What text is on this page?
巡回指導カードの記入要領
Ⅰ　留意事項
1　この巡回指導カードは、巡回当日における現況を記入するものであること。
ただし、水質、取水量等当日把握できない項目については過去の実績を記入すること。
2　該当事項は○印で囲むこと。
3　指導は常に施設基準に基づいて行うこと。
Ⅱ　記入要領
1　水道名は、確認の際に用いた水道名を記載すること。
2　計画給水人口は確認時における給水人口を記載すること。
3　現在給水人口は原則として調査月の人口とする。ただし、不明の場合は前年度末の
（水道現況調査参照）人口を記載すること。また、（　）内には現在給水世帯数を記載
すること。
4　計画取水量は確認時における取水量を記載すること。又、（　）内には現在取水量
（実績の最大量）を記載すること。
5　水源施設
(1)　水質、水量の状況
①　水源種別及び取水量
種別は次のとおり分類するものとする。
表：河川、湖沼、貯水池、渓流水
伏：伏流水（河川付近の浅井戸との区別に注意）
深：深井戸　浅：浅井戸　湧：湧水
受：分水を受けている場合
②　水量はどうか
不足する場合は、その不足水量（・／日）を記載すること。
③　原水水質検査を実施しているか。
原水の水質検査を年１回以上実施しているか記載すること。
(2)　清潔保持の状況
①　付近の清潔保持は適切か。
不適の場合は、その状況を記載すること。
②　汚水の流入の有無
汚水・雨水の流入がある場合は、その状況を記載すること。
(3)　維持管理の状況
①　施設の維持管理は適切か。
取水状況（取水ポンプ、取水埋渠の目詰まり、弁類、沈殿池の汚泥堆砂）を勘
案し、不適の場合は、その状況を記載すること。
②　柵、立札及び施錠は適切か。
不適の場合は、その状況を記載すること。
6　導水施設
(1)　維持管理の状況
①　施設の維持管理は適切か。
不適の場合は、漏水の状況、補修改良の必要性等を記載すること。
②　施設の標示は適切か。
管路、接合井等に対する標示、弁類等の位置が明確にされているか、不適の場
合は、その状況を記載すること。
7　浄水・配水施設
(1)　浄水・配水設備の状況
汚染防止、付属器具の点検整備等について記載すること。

______

▸ Exercise description: Transcribe the entire listing above precisely.

▸ Reply to the task:
What text is on this page?
巡回指導カードの記入要領
Ⅰ　留意事項
1　この巡回指導カードは、巡回当日における現況を記入するものであること。
ただし、水質、取水量等当日把握できない項目については過去の実績を記入すること。
2　該当事項は○印で囲むこと。
3　指導は常に施設基準に基づいて行うこと。
Ⅱ　記入要領
1　水道名は、確認の際に用いた水道名を記載すること。
2　計画給水人口は確認時における給水人口を記載すること。
3　現在給水人口は原則として調査月の人口とする。ただし、不明の場合は前年度末の
（水道現況調査参照）人口を記載すること。また、（　）内には現在給水世帯数を記載
すること。
4　計画取水量は確認時における取水量を記載すること。又、（　）内には現在取水量
（実績の最大量）を記載すること。
5　水源施設
(1)　水質、水量の状況
①　水源種別及び取水量
種別は次のとおり分類するものとする。
表：河川、湖沼、貯水池、渓流水
伏：伏流水（河川付近の浅井戸との区別に注意）
深：深井戸　浅：浅井戸　湧：湧水
受：分水を受けている場合
②　水量はどうか
不足する場合は、その不足水量（・／日）を記載すること。
③　原水水質検査を実施しているか。
原水の水質検査を年１回以上実施しているか記載すること。
(2)　清潔保持の状況
①　付近の清潔保持は適切か。
不適の場合は、その状況を記載すること。
②　汚水の流入の有無
汚水・雨水の流入がある場合は、その状況を記載すること。
(3)　維持管理の状況
①　施設の維持管理は適切か。
取水状況（取水ポンプ、取水埋渠の目詰まり、弁類、沈殿池の汚泥堆砂）を勘
案し、不適の場合は、その状況を記載すること。
②　柵、立札及び施錠は適切か。
不適の場合は、その状況を記載すること。
6　導水施設
(1)　維持管理の状況
①　施設の維持管理は適切か。
不適の場合は、漏水の状況、補修改良の必要性等を記載すること。
②　施設の標示は適切か。
管路、接合井等に対する標示、弁類等の位置が明確にされているか、不適の場
合は、その状況を記載すること。
7　浄水・配水施設
(1)　浄水・配水設備の状況
汚染防止、付属器具の点検整備等について記載すること。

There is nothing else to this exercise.